INSTRUCTIONS TO FOLLOW:
Skip any picture you find and retype all the remaining lines exactly.

--- begin PROVIDED RECORDS ---

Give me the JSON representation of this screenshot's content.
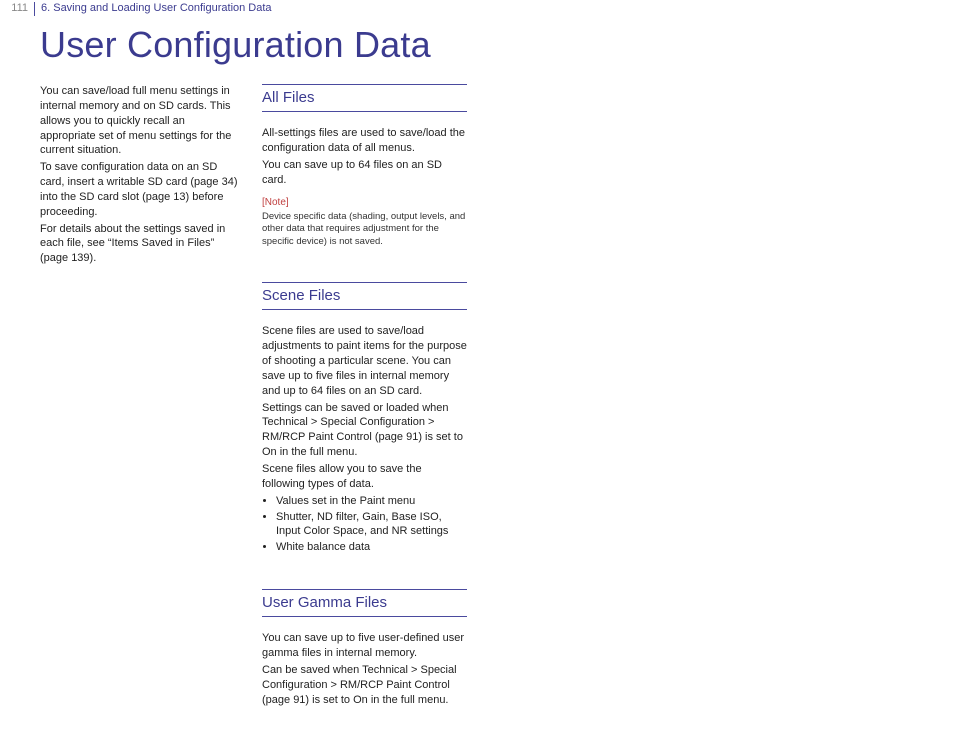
{
  "header": {
    "page": "111",
    "chapter": "6. Saving and Loading User Configuration Data"
  },
  "title": "User Configuration Data",
  "intro": {
    "p1": "You can save/load full menu settings in internal memory and on SD cards. This allows you to quickly recall an appropriate set of menu settings for the current situation.",
    "p2": "To save configuration data on an SD card, insert a writable SD card (page 34) into the SD card slot (page 13) before proceeding.",
    "p3": "For details about the settings saved in each file, see “Items Saved in Files” (page 139)."
  },
  "allfiles": {
    "heading": "All Files",
    "p1": "All-settings files are used to save/load the configuration data of all menus.",
    "p2": "You can save up to 64 files on an SD card.",
    "noteLabel": "[Note]",
    "noteBody": "Device specific data (shading, output levels, and other data that requires adjustment for the specific device) is not saved."
  },
  "scenefiles": {
    "heading": "Scene Files",
    "p1": "Scene files are used to save/load adjustments to paint items for the purpose of shooting a particular scene. You can save up to five files in internal memory and up to 64 files on an SD card.",
    "p2": "Settings can be saved or loaded when Technical > Special Configuration > RM/RCP Paint Control (page 91) is set to On in the full menu.",
    "p3": "Scene files allow you to save the following types of data.",
    "b1": "Values set in the Paint menu",
    "b2": "Shutter, ND filter, Gain, Base ISO, Input Color Space, and NR settings",
    "b3": "White balance data"
  },
  "usergamma": {
    "heading": "User Gamma Files",
    "p1": "You can save up to five user-defined user gamma files in internal memory.",
    "p2": "Can be saved when Technical > Special Configuration > RM/RCP Paint Control (page 91) is set to On in the full menu."
  }
}
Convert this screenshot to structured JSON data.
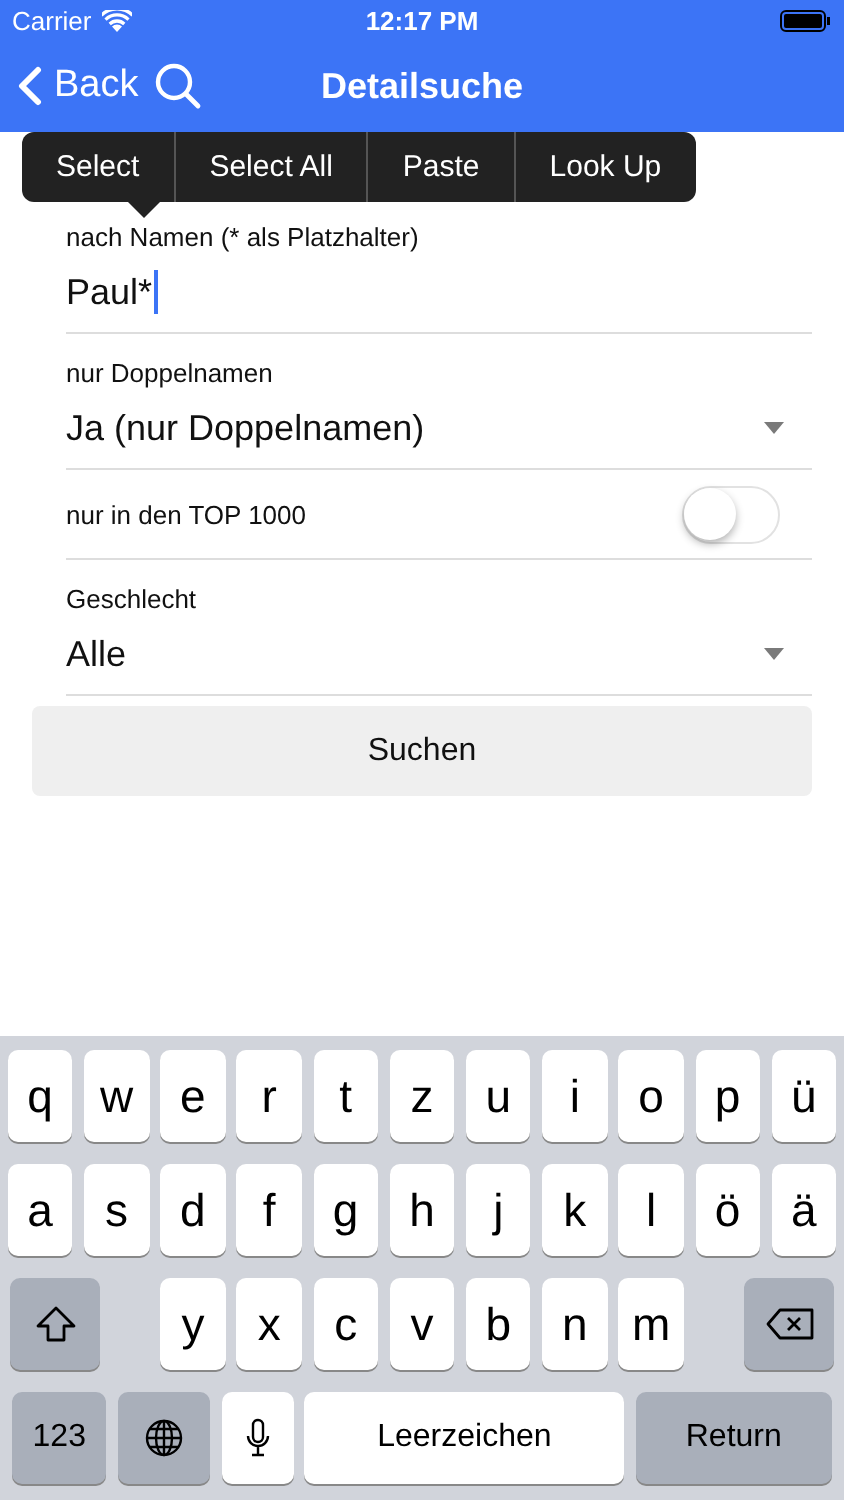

--- end PROVIDED RECORDS ---

ANSWER TO THIS EXERCISE:
Give me the JSON representation of this screenshot's content.
{
  "header": {
    "page": "111",
    "chapter": "6. Saving and Loading User Configuration Data"
  },
  "title": "User Configuration Data",
  "intro": {
    "p1": "You can save/load full menu settings in internal memory and on SD cards. This allows you to quickly recall an appropriate set of menu settings for the current situation.",
    "p2": "To save configuration data on an SD card, insert a writable SD card (page 34) into the SD card slot (page 13) before proceeding.",
    "p3": "For details about the settings saved in each file, see “Items Saved in Files” (page 139)."
  },
  "allfiles": {
    "heading": "All Files",
    "p1": "All-settings files are used to save/load the configuration data of all menus.",
    "p2": "You can save up to 64 files on an SD card.",
    "noteLabel": "[Note]",
    "noteBody": "Device specific data (shading, output levels, and other data that requires adjustment for the specific device) is not saved."
  },
  "scenefiles": {
    "heading": "Scene Files",
    "p1": "Scene files are used to save/load adjustments to paint items for the purpose of shooting a particular scene. You can save up to five files in internal memory and up to 64 files on an SD card.",
    "p2": "Settings can be saved or loaded when Technical > Special Configuration > RM/RCP Paint Control (page 91) is set to On in the full menu.",
    "p3": "Scene files allow you to save the following types of data.",
    "b1": "Values set in the Paint menu",
    "b2": "Shutter, ND filter, Gain, Base ISO, Input Color Space, and NR settings",
    "b3": "White balance data"
  },
  "usergamma": {
    "heading": "User Gamma Files",
    "p1": "You can save up to five user-defined user gamma files in internal memory.",
    "p2": "Can be saved when Technical > Special Configuration > RM/RCP Paint Control (page 91) is set to On in the full menu."
  }
}
Convert this screenshot to structured JSON data.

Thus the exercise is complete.